-- Start --

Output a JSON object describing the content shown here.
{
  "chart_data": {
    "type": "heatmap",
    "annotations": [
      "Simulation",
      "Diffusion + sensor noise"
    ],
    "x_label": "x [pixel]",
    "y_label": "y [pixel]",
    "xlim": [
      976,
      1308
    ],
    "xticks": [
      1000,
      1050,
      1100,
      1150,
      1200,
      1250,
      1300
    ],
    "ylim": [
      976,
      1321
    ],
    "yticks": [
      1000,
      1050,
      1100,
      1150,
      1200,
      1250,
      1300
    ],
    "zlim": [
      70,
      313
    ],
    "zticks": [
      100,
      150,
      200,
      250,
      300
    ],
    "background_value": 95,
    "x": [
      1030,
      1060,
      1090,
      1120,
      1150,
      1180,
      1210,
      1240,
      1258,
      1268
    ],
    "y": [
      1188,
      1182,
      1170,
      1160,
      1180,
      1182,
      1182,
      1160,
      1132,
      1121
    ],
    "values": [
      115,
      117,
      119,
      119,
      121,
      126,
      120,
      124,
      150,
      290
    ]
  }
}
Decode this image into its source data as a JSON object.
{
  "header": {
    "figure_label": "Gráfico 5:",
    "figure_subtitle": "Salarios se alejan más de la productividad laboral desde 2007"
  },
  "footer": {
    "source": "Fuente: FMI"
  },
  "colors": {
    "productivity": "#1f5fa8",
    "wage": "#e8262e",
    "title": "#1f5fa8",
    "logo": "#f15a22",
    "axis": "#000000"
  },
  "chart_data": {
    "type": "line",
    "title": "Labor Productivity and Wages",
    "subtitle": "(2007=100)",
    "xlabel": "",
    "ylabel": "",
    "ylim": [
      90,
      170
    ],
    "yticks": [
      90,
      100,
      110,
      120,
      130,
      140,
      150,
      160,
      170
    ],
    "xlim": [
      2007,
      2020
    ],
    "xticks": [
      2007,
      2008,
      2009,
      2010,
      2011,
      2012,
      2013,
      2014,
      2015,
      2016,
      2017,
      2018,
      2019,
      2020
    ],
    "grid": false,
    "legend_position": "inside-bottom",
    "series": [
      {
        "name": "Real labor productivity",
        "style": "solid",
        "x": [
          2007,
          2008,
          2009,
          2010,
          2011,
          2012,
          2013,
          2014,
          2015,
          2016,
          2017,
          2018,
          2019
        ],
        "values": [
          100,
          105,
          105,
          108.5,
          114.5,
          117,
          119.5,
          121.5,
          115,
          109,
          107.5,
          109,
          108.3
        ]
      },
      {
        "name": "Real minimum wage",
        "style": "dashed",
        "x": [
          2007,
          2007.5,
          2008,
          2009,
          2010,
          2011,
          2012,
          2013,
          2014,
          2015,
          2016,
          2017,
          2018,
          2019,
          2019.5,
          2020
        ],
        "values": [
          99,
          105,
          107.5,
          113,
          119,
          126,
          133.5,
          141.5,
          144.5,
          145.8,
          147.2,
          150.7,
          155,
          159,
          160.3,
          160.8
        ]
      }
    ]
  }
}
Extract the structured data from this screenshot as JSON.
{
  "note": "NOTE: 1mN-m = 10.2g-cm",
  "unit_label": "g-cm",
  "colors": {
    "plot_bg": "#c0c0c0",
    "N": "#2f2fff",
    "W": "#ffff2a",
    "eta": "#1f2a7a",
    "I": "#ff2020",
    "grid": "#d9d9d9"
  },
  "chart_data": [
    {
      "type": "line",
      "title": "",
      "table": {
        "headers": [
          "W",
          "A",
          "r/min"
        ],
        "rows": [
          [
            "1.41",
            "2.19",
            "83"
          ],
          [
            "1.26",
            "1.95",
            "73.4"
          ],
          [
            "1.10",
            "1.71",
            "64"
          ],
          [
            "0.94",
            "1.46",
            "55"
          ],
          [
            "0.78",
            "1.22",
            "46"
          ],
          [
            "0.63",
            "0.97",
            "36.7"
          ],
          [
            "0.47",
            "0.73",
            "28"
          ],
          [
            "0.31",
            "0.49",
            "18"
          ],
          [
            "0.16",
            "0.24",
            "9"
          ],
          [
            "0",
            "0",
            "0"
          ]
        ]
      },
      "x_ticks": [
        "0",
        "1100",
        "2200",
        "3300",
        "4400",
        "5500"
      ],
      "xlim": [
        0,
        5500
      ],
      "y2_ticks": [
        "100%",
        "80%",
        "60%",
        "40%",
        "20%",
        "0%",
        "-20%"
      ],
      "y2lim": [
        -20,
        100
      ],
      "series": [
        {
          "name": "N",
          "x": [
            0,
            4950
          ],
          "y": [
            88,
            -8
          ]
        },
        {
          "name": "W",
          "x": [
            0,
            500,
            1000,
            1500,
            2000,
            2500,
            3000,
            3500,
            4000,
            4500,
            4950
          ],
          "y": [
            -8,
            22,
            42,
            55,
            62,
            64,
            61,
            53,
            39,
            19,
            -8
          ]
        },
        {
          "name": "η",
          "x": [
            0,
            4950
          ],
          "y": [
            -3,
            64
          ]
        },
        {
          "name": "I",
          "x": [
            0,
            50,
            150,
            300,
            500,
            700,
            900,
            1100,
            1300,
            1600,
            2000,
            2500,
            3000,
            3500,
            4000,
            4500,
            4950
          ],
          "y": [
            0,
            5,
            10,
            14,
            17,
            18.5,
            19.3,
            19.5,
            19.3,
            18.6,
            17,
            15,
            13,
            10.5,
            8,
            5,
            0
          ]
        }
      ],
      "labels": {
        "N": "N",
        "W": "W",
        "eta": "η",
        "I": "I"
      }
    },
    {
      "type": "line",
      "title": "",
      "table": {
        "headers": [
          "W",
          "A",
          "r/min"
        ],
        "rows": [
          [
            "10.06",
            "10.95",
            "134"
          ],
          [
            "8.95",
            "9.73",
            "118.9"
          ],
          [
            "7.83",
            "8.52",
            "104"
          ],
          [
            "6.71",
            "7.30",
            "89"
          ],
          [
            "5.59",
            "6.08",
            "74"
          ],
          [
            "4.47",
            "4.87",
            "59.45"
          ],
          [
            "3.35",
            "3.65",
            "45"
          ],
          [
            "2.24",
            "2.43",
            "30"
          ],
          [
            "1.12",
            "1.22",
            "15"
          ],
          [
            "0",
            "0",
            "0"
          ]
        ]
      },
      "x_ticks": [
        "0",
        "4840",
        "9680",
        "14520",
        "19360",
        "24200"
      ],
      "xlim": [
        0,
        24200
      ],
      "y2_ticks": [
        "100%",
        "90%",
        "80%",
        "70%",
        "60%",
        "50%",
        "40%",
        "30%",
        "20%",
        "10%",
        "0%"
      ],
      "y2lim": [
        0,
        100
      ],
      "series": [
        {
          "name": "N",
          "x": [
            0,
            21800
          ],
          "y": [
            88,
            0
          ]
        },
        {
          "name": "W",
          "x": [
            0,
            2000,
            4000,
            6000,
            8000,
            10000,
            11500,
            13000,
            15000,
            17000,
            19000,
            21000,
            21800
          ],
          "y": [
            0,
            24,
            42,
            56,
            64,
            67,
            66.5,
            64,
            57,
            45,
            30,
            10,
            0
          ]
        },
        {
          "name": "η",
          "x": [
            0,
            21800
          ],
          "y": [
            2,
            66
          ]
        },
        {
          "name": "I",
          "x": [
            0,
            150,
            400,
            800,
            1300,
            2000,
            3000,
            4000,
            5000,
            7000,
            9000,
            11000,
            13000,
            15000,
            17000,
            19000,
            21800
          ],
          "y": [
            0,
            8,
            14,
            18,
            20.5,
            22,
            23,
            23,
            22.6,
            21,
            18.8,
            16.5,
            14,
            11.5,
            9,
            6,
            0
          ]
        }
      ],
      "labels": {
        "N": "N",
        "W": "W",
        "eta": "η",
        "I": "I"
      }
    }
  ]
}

-- End --

Reproduce every line above without error.

Result ▸
Output a JSON object describing the content shown here.
{
  "chart_data": {
    "type": "heatmap",
    "annotations": [
      "Simulation",
      "Diffusion + sensor noise"
    ],
    "x_label": "x [pixel]",
    "y_label": "y [pixel]",
    "xlim": [
      976,
      1308
    ],
    "xticks": [
      1000,
      1050,
      1100,
      1150,
      1200,
      1250,
      1300
    ],
    "ylim": [
      976,
      1321
    ],
    "yticks": [
      1000,
      1050,
      1100,
      1150,
      1200,
      1250,
      1300
    ],
    "zlim": [
      70,
      313
    ],
    "zticks": [
      100,
      150,
      200,
      250,
      300
    ],
    "background_value": 95,
    "x": [
      1030,
      1060,
      1090,
      1120,
      1150,
      1180,
      1210,
      1240,
      1258,
      1268
    ],
    "y": [
      1188,
      1182,
      1170,
      1160,
      1180,
      1182,
      1182,
      1160,
      1132,
      1121
    ],
    "values": [
      115,
      117,
      119,
      119,
      121,
      126,
      120,
      124,
      150,
      290
    ]
  }
}
Decode this image into its source data as a JSON object.
{
  "header": {
    "figure_label": "Gráfico 5:",
    "figure_subtitle": "Salarios se alejan más de la productividad laboral desde 2007"
  },
  "footer": {
    "source": "Fuente: FMI"
  },
  "colors": {
    "productivity": "#1f5fa8",
    "wage": "#e8262e",
    "title": "#1f5fa8",
    "logo": "#f15a22",
    "axis": "#000000"
  },
  "chart_data": {
    "type": "line",
    "title": "Labor Productivity and Wages",
    "subtitle": "(2007=100)",
    "xlabel": "",
    "ylabel": "",
    "ylim": [
      90,
      170
    ],
    "yticks": [
      90,
      100,
      110,
      120,
      130,
      140,
      150,
      160,
      170
    ],
    "xlim": [
      2007,
      2020
    ],
    "xticks": [
      2007,
      2008,
      2009,
      2010,
      2011,
      2012,
      2013,
      2014,
      2015,
      2016,
      2017,
      2018,
      2019,
      2020
    ],
    "grid": false,
    "legend_position": "inside-bottom",
    "series": [
      {
        "name": "Real labor productivity",
        "style": "solid",
        "x": [
          2007,
          2008,
          2009,
          2010,
          2011,
          2012,
          2013,
          2014,
          2015,
          2016,
          2017,
          2018,
          2019
        ],
        "values": [
          100,
          105,
          105,
          108.5,
          114.5,
          117,
          119.5,
          121.5,
          115,
          109,
          107.5,
          109,
          108.3
        ]
      },
      {
        "name": "Real minimum wage",
        "style": "dashed",
        "x": [
          2007,
          2007.5,
          2008,
          2009,
          2010,
          2011,
          2012,
          2013,
          2014,
          2015,
          2016,
          2017,
          2018,
          2019,
          2019.5,
          2020
        ],
        "values": [
          99,
          105,
          107.5,
          113,
          119,
          126,
          133.5,
          141.5,
          144.5,
          145.8,
          147.2,
          150.7,
          155,
          159,
          160.3,
          160.8
        ]
      }
    ]
  }
}
Extract the structured data from this screenshot as JSON.
{
  "note": "NOTE: 1mN-m = 10.2g-cm",
  "unit_label": "g-cm",
  "colors": {
    "plot_bg": "#c0c0c0",
    "N": "#2f2fff",
    "W": "#ffff2a",
    "eta": "#1f2a7a",
    "I": "#ff2020",
    "grid": "#d9d9d9"
  },
  "chart_data": [
    {
      "type": "line",
      "title": "",
      "table": {
        "headers": [
          "W",
          "A",
          "r/min"
        ],
        "rows": [
          [
            "1.41",
            "2.19",
            "83"
          ],
          [
            "1.26",
            "1.95",
            "73.4"
          ],
          [
            "1.10",
            "1.71",
            "64"
          ],
          [
            "0.94",
            "1.46",
            "55"
          ],
          [
            "0.78",
            "1.22",
            "46"
          ],
          [
            "0.63",
            "0.97",
            "36.7"
          ],
          [
            "0.47",
            "0.73",
            "28"
          ],
          [
            "0.31",
            "0.49",
            "18"
          ],
          [
            "0.16",
            "0.24",
            "9"
          ],
          [
            "0",
            "0",
            "0"
          ]
        ]
      },
      "x_ticks": [
        "0",
        "1100",
        "2200",
        "3300",
        "4400",
        "5500"
      ],
      "xlim": [
        0,
        5500
      ],
      "y2_ticks": [
        "100%",
        "80%",
        "60%",
        "40%",
        "20%",
        "0%",
        "-20%"
      ],
      "y2lim": [
        -20,
        100
      ],
      "series": [
        {
          "name": "N",
          "x": [
            0,
            4950
          ],
          "y": [
            88,
            -8
          ]
        },
        {
          "name": "W",
          "x": [
            0,
            500,
            1000,
            1500,
            2000,
            2500,
            3000,
            3500,
            4000,
            4500,
            4950
          ],
          "y": [
            -8,
            22,
            42,
            55,
            62,
            64,
            61,
            53,
            39,
            19,
            -8
          ]
        },
        {
          "name": "η",
          "x": [
            0,
            4950
          ],
          "y": [
            -3,
            64
          ]
        },
        {
          "name": "I",
          "x": [
            0,
            50,
            150,
            300,
            500,
            700,
            900,
            1100,
            1300,
            1600,
            2000,
            2500,
            3000,
            3500,
            4000,
            4500,
            4950
          ],
          "y": [
            0,
            5,
            10,
            14,
            17,
            18.5,
            19.3,
            19.5,
            19.3,
            18.6,
            17,
            15,
            13,
            10.5,
            8,
            5,
            0
          ]
        }
      ],
      "labels": {
        "N": "N",
        "W": "W",
        "eta": "η",
        "I": "I"
      }
    },
    {
      "type": "line",
      "title": "",
      "table": {
        "headers": [
          "W",
          "A",
          "r/min"
        ],
        "rows": [
          [
            "10.06",
            "10.95",
            "134"
          ],
          [
            "8.95",
            "9.73",
            "118.9"
          ],
          [
            "7.83",
            "8.52",
            "104"
          ],
          [
            "6.71",
            "7.30",
            "89"
          ],
          [
            "5.59",
            "6.08",
            "74"
          ],
          [
            "4.47",
            "4.87",
            "59.45"
          ],
          [
            "3.35",
            "3.65",
            "45"
          ],
          [
            "2.24",
            "2.43",
            "30"
          ],
          [
            "1.12",
            "1.22",
            "15"
          ],
          [
            "0",
            "0",
            "0"
          ]
        ]
      },
      "x_ticks": [
        "0",
        "4840",
        "9680",
        "14520",
        "19360",
        "24200"
      ],
      "xlim": [
        0,
        24200
      ],
      "y2_ticks": [
        "100%",
        "90%",
        "80%",
        "70%",
        "60%",
        "50%",
        "40%",
        "30%",
        "20%",
        "10%",
        "0%"
      ],
      "y2lim": [
        0,
        100
      ],
      "series": [
        {
          "name": "N",
          "x": [
            0,
            21800
          ],
          "y": [
            88,
            0
          ]
        },
        {
          "name": "W",
          "x": [
            0,
            2000,
            4000,
            6000,
            8000,
            10000,
            11500,
            13000,
            15000,
            17000,
            19000,
            21000,
            21800
          ],
          "y": [
            0,
            24,
            42,
            56,
            64,
            67,
            66.5,
            64,
            57,
            45,
            30,
            10,
            0
          ]
        },
        {
          "name": "η",
          "x": [
            0,
            21800
          ],
          "y": [
            2,
            66
          ]
        },
        {
          "name": "I",
          "x": [
            0,
            150,
            400,
            800,
            1300,
            2000,
            3000,
            4000,
            5000,
            7000,
            9000,
            11000,
            13000,
            15000,
            17000,
            19000,
            21800
          ],
          "y": [
            0,
            8,
            14,
            18,
            20.5,
            22,
            23,
            23,
            22.6,
            21,
            18.8,
            16.5,
            14,
            11.5,
            9,
            6,
            0
          ]
        }
      ],
      "labels": {
        "N": "N",
        "W": "W",
        "eta": "η",
        "I": "I"
      }
    }
  ]
}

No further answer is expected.